Start Records for processing
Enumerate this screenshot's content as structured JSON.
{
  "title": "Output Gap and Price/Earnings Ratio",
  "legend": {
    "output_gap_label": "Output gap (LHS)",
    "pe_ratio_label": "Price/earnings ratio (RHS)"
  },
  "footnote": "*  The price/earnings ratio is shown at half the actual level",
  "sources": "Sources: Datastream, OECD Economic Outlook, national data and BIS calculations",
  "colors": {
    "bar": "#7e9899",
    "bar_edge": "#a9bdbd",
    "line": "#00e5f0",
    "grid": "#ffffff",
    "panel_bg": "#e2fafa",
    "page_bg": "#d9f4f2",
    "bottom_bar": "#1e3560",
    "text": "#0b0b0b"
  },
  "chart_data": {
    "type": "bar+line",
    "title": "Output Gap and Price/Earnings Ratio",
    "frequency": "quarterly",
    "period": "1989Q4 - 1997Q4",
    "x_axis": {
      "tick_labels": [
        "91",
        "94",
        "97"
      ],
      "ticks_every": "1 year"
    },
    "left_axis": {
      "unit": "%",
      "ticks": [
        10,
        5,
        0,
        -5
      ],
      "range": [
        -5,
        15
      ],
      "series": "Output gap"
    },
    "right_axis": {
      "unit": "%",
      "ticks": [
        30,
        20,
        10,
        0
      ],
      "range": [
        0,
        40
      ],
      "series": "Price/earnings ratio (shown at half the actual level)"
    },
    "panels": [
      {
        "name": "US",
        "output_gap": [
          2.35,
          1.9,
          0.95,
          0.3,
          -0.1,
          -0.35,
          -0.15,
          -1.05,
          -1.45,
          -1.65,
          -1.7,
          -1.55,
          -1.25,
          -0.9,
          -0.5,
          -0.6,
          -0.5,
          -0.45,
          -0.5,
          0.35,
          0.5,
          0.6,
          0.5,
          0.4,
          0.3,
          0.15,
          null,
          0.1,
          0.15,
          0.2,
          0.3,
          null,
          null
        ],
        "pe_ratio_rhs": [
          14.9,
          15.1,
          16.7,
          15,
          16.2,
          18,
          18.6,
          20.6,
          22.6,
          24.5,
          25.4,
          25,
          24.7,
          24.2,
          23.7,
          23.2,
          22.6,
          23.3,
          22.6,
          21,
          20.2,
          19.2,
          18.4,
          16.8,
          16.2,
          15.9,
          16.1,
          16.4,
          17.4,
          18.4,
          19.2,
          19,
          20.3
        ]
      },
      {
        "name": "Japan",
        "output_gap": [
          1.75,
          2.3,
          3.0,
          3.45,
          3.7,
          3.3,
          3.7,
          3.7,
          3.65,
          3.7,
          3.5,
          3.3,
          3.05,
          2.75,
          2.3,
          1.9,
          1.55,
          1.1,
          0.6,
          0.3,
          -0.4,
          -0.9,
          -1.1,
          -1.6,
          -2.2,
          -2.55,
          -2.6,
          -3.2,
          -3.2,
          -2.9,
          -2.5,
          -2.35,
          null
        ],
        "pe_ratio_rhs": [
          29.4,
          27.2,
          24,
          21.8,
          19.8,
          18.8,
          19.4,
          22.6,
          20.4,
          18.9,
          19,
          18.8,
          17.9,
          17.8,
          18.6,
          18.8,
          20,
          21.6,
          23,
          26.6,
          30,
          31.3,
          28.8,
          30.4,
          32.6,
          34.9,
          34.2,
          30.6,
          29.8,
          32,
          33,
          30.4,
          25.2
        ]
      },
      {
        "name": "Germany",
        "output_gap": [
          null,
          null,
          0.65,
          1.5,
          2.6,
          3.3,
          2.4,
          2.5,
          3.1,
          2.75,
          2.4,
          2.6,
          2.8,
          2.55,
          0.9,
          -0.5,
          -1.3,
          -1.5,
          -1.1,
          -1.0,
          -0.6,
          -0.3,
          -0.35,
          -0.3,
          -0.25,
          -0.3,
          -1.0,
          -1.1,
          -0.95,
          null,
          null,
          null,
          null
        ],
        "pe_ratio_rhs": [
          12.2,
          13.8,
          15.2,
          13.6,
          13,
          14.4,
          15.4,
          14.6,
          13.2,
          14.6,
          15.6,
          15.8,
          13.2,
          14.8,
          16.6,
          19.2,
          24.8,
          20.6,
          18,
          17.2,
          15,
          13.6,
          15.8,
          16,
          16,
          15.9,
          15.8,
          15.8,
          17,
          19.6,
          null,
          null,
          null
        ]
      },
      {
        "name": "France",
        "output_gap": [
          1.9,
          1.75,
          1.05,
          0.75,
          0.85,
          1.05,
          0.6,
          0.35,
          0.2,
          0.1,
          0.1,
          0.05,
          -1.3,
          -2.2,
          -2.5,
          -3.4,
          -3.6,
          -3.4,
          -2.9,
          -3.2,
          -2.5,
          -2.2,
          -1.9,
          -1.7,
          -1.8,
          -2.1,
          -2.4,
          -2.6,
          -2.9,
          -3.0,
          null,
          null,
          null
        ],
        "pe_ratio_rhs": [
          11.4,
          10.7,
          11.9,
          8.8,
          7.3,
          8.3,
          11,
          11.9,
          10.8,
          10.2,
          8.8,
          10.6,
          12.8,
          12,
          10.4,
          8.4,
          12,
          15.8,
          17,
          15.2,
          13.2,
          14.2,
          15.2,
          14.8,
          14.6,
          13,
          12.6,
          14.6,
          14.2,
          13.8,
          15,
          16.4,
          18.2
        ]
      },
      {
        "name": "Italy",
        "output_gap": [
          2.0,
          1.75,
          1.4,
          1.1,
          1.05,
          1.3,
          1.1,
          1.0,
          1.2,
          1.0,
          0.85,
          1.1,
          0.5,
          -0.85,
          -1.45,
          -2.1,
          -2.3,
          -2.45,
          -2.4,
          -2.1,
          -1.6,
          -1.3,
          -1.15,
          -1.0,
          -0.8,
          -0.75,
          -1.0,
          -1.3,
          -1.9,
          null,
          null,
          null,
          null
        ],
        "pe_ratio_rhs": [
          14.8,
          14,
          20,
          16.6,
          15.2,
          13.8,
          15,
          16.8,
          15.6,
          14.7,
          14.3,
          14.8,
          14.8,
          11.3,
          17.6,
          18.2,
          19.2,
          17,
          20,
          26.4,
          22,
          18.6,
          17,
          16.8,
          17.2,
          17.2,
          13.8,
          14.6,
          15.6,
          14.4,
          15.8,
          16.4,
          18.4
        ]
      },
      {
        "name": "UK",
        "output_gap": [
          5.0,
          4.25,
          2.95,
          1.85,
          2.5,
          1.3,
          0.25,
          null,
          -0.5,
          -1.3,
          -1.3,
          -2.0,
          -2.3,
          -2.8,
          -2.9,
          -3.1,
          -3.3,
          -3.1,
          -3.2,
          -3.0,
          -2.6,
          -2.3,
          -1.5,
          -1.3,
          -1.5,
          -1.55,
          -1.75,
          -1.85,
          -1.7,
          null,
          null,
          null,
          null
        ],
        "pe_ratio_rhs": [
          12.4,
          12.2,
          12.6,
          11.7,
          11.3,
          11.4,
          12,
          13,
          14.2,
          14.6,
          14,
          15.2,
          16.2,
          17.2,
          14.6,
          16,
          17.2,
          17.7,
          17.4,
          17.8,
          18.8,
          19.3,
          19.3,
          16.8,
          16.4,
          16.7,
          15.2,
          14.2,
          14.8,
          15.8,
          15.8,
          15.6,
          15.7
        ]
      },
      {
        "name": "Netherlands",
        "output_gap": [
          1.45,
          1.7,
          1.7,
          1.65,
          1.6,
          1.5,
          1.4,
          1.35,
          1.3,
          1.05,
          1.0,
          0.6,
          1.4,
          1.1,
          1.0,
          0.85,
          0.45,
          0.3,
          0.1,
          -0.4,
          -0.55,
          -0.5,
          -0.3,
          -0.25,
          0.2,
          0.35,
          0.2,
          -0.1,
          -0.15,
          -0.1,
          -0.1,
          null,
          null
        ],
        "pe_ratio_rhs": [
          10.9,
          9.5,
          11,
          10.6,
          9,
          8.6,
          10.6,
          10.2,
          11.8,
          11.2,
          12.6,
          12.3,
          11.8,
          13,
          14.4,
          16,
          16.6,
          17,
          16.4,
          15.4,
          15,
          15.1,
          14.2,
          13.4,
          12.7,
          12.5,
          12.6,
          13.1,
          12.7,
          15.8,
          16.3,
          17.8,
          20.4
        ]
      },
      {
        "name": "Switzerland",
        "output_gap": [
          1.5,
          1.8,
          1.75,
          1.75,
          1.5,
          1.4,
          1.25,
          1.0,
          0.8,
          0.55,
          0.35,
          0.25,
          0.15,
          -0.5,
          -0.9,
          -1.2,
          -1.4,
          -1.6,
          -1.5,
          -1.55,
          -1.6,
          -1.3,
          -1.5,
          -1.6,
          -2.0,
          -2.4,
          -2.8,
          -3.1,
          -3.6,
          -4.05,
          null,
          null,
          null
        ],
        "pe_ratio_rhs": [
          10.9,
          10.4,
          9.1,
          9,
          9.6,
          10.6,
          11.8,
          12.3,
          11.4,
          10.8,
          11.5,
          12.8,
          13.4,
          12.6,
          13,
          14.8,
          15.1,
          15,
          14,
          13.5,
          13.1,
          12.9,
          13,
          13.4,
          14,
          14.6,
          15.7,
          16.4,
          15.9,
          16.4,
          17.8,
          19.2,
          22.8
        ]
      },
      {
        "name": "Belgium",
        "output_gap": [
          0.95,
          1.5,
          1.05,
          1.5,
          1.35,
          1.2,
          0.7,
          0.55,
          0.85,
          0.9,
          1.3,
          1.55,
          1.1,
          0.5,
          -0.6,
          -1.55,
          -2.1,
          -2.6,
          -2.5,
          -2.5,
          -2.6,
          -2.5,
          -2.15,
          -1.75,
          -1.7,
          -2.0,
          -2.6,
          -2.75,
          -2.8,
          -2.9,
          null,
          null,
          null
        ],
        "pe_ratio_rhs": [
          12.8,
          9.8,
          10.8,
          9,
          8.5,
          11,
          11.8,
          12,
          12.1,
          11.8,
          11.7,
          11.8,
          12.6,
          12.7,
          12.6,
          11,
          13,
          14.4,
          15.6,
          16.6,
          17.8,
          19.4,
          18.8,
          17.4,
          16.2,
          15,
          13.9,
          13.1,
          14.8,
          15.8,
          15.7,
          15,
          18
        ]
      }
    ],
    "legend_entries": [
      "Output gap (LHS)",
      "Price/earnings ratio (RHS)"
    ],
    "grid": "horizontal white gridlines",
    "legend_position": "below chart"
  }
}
End Records for processing
* Exercise aim:
Check each line in the listing above for the string "actual", then report how many lines contain it, with no other text.

* Expected output:
2